Exercise instructions:
To complete the exercise, repeat every record exactly as it stands.

+++

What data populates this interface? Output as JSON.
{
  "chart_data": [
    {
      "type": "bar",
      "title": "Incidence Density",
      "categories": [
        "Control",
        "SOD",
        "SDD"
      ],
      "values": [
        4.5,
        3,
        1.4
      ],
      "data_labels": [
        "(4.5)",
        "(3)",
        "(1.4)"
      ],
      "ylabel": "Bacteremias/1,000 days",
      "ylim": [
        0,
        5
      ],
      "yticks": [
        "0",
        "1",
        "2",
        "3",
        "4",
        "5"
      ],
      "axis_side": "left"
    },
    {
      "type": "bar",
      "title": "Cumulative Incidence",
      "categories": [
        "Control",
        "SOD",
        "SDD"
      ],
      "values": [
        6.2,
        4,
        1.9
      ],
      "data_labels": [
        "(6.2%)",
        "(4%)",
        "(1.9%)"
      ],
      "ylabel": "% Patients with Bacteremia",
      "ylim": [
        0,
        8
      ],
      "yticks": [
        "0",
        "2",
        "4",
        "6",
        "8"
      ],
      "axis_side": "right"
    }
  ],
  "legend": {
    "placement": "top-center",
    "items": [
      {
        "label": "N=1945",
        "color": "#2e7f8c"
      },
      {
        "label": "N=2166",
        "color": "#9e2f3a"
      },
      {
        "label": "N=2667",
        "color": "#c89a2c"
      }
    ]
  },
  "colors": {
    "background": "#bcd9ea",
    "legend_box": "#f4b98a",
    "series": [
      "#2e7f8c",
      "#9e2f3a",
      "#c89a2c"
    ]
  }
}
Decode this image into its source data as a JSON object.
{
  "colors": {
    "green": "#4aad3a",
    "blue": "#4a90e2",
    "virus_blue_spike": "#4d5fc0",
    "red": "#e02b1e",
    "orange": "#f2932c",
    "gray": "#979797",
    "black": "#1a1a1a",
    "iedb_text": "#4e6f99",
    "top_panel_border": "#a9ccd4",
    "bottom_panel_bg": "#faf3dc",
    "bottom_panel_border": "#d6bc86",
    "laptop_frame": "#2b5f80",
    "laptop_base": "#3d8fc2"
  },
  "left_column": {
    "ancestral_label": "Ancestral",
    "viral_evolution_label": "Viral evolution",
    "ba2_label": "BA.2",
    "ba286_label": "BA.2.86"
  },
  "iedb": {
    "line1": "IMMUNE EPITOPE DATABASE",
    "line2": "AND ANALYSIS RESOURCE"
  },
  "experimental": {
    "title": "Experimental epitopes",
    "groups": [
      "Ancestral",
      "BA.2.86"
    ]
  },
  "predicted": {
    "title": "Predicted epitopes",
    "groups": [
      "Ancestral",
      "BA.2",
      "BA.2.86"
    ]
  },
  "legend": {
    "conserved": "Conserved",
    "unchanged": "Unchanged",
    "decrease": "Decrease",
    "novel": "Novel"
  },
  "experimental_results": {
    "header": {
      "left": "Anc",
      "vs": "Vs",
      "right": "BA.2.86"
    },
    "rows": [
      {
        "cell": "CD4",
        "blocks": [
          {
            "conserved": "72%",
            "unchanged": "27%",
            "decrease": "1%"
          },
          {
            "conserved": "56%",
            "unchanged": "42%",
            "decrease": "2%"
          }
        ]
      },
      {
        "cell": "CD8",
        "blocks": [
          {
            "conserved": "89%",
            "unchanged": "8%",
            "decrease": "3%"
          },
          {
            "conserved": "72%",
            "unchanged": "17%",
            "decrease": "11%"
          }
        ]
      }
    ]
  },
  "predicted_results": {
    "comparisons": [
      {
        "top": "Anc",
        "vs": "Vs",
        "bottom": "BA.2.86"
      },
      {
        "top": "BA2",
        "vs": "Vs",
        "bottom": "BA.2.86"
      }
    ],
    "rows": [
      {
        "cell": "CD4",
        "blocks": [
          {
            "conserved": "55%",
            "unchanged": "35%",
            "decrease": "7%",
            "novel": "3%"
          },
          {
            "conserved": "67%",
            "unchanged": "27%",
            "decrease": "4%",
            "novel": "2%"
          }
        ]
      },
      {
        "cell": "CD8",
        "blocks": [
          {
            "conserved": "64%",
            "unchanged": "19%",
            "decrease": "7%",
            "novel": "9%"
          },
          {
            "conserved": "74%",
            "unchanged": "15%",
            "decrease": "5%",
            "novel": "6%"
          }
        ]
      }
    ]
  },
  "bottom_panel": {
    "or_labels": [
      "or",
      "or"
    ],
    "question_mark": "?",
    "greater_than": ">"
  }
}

+++

Response below:
What data populates this interface? Output as JSON.
{
  "chart_data": [
    {
      "type": "bar",
      "title": "Incidence Density",
      "categories": [
        "Control",
        "SOD",
        "SDD"
      ],
      "values": [
        4.5,
        3,
        1.4
      ],
      "data_labels": [
        "(4.5)",
        "(3)",
        "(1.4)"
      ],
      "ylabel": "Bacteremias/1,000 days",
      "ylim": [
        0,
        5
      ],
      "yticks": [
        "0",
        "1",
        "2",
        "3",
        "4",
        "5"
      ],
      "axis_side": "left"
    },
    {
      "type": "bar",
      "title": "Cumulative Incidence",
      "categories": [
        "Control",
        "SOD",
        "SDD"
      ],
      "values": [
        6.2,
        4,
        1.9
      ],
      "data_labels": [
        "(6.2%)",
        "(4%)",
        "(1.9%)"
      ],
      "ylabel": "% Patients with Bacteremia",
      "ylim": [
        0,
        8
      ],
      "yticks": [
        "0",
        "2",
        "4",
        "6",
        "8"
      ],
      "axis_side": "right"
    }
  ],
  "legend": {
    "placement": "top-center",
    "items": [
      {
        "label": "N=1945",
        "color": "#2e7f8c"
      },
      {
        "label": "N=2166",
        "color": "#9e2f3a"
      },
      {
        "label": "N=2667",
        "color": "#c89a2c"
      }
    ]
  },
  "colors": {
    "background": "#bcd9ea",
    "legend_box": "#f4b98a",
    "series": [
      "#2e7f8c",
      "#9e2f3a",
      "#c89a2c"
    ]
  }
}
Decode this image into its source data as a JSON object.
{
  "colors": {
    "green": "#4aad3a",
    "blue": "#4a90e2",
    "virus_blue_spike": "#4d5fc0",
    "red": "#e02b1e",
    "orange": "#f2932c",
    "gray": "#979797",
    "black": "#1a1a1a",
    "iedb_text": "#4e6f99",
    "top_panel_border": "#a9ccd4",
    "bottom_panel_bg": "#faf3dc",
    "bottom_panel_border": "#d6bc86",
    "laptop_frame": "#2b5f80",
    "laptop_base": "#3d8fc2"
  },
  "left_column": {
    "ancestral_label": "Ancestral",
    "viral_evolution_label": "Viral evolution",
    "ba2_label": "BA.2",
    "ba286_label": "BA.2.86"
  },
  "iedb": {
    "line1": "IMMUNE EPITOPE DATABASE",
    "line2": "AND ANALYSIS RESOURCE"
  },
  "experimental": {
    "title": "Experimental epitopes",
    "groups": [
      "Ancestral",
      "BA.2.86"
    ]
  },
  "predicted": {
    "title": "Predicted epitopes",
    "groups": [
      "Ancestral",
      "BA.2",
      "BA.2.86"
    ]
  },
  "legend": {
    "conserved": "Conserved",
    "unchanged": "Unchanged",
    "decrease": "Decrease",
    "novel": "Novel"
  },
  "experimental_results": {
    "header": {
      "left": "Anc",
      "vs": "Vs",
      "right": "BA.2.86"
    },
    "rows": [
      {
        "cell": "CD4",
        "blocks": [
          {
            "conserved": "72%",
            "unchanged": "27%",
            "decrease": "1%"
          },
          {
            "conserved": "56%",
            "unchanged": "42%",
            "decrease": "2%"
          }
        ]
      },
      {
        "cell": "CD8",
        "blocks": [
          {
            "conserved": "89%",
            "unchanged": "8%",
            "decrease": "3%"
          },
          {
            "conserved": "72%",
            "unchanged": "17%",
            "decrease": "11%"
          }
        ]
      }
    ]
  },
  "predicted_results": {
    "comparisons": [
      {
        "top": "Anc",
        "vs": "Vs",
        "bottom": "BA.2.86"
      },
      {
        "top": "BA2",
        "vs": "Vs",
        "bottom": "BA.2.86"
      }
    ],
    "rows": [
      {
        "cell": "CD4",
        "blocks": [
          {
            "conserved": "55%",
            "unchanged": "35%",
            "decrease": "7%",
            "novel": "3%"
          },
          {
            "conserved": "67%",
            "unchanged": "27%",
            "decrease": "4%",
            "novel": "2%"
          }
        ]
      },
      {
        "cell": "CD8",
        "blocks": [
          {
            "conserved": "64%",
            "unchanged": "19%",
            "decrease": "7%",
            "novel": "9%"
          },
          {
            "conserved": "74%",
            "unchanged": "15%",
            "decrease": "5%",
            "novel": "6%"
          }
        ]
      }
    ]
  },
  "bottom_panel": {
    "or_labels": [
      "or",
      "or"
    ],
    "question_mark": "?",
    "greater_than": ">"
  }
}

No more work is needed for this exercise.